■ **Goal of the exercise**:
Write the listing below out again exactly, dropping the images.

■ **Task data**:
>>>

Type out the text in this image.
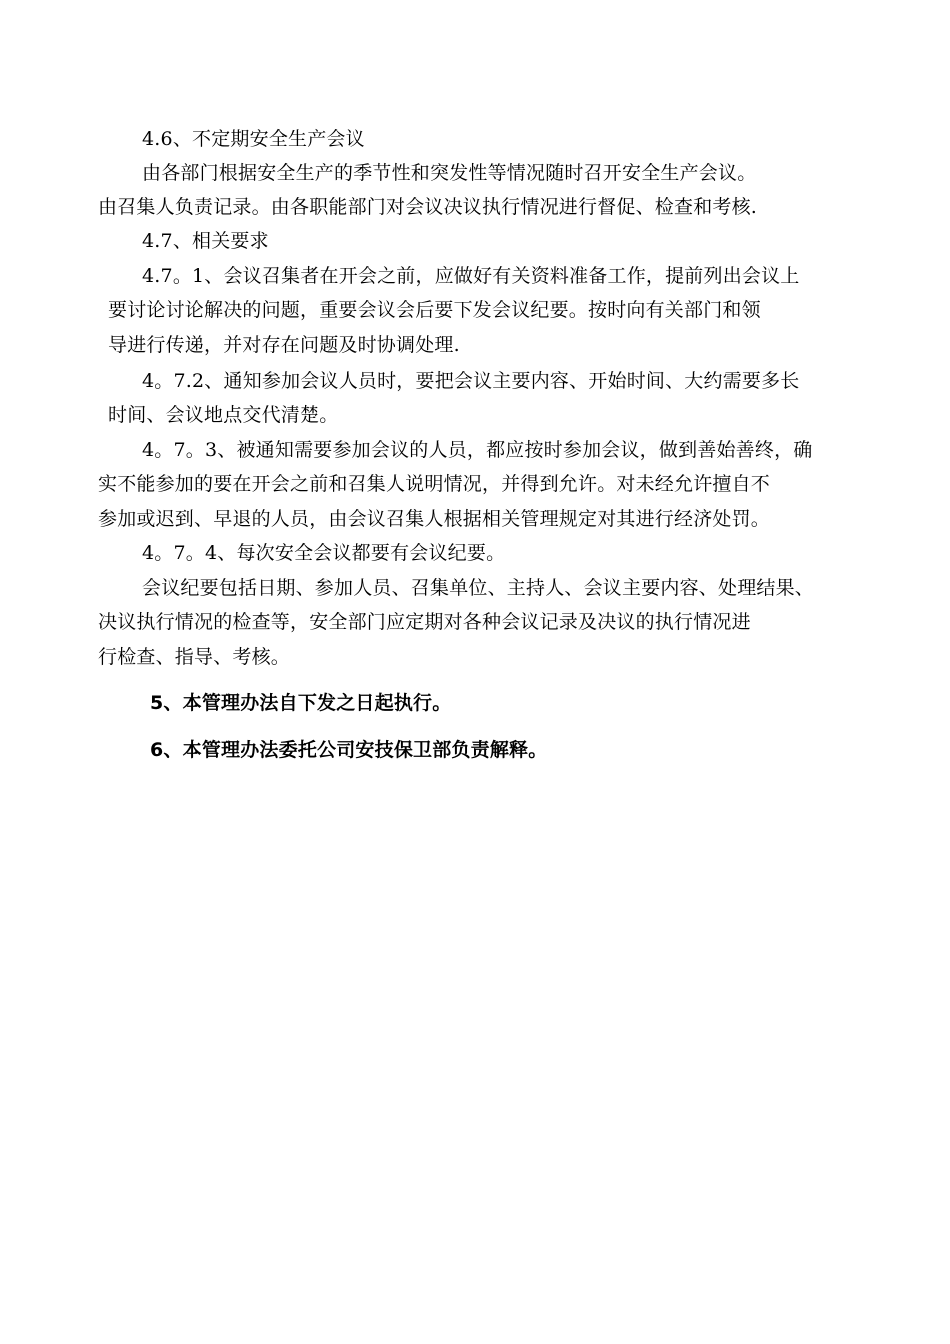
4.6、不定期安全生产会议
由各部门根据安全生产的季节性和突发性等情况随时召开安全生产会议。
由召集人负责记录。由各职能部门对会议决议执行情况进行督促、检查和考核.
4.7、相关要求
4.7。1、会议召集者在开会之前，应做好有关资料准备工作，提前列出会议上
要讨论讨论解决的问题，重要会议会后要下发会议纪要。按时向有关部门和领
导进行传递，并对存在问题及时协调处理.
4。7.2、通知参加会议人员时，要把会议主要内容、开始时间、大约需要多长
时间、会议地点交代清楚。
4。7。3、被通知需要参加会议的人员，都应按时参加会议，做到善始善终，确
实不能参加的要在开会之前和召集人说明情况，并得到允许。对未经允许擅自不
参加或迟到、早退的人员，由会议召集人根据相关管理规定对其进行经济处罚。
4。7。4、每次安全会议都要有会议纪要。
会议纪要包括日期、参加人员、召集单位、主持人、会议主要内容、处理结果、
决议执行情况的检查等，安全部门应定期对各种会议记录及决议的执行情况进
行检查、指导、考核。
5、本管理办法自下发之日起执行。
6、本管理办法委托公司安技保卫部负责解释。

<<<

■ **Answer**:
Type out the text in this image.
4.6、不定期安全生产会议
由各部门根据安全生产的季节性和突发性等情况随时召开安全生产会议。
由召集人负责记录。由各职能部门对会议决议执行情况进行督促、检查和考核.
4.7、相关要求
4.7。1、会议召集者在开会之前，应做好有关资料准备工作，提前列出会议上
要讨论讨论解决的问题，重要会议会后要下发会议纪要。按时向有关部门和领
导进行传递，并对存在问题及时协调处理.
4。7.2、通知参加会议人员时，要把会议主要内容、开始时间、大约需要多长
时间、会议地点交代清楚。
4。7。3、被通知需要参加会议的人员，都应按时参加会议，做到善始善终，确
实不能参加的要在开会之前和召集人说明情况，并得到允许。对未经允许擅自不
参加或迟到、早退的人员，由会议召集人根据相关管理规定对其进行经济处罚。
4。7。4、每次安全会议都要有会议纪要。
会议纪要包括日期、参加人员、召集单位、主持人、会议主要内容、处理结果、
决议执行情况的检查等，安全部门应定期对各种会议记录及决议的执行情况进
行检查、指导、考核。
5、本管理办法自下发之日起执行。
6、本管理办法委托公司安技保卫部负责解释。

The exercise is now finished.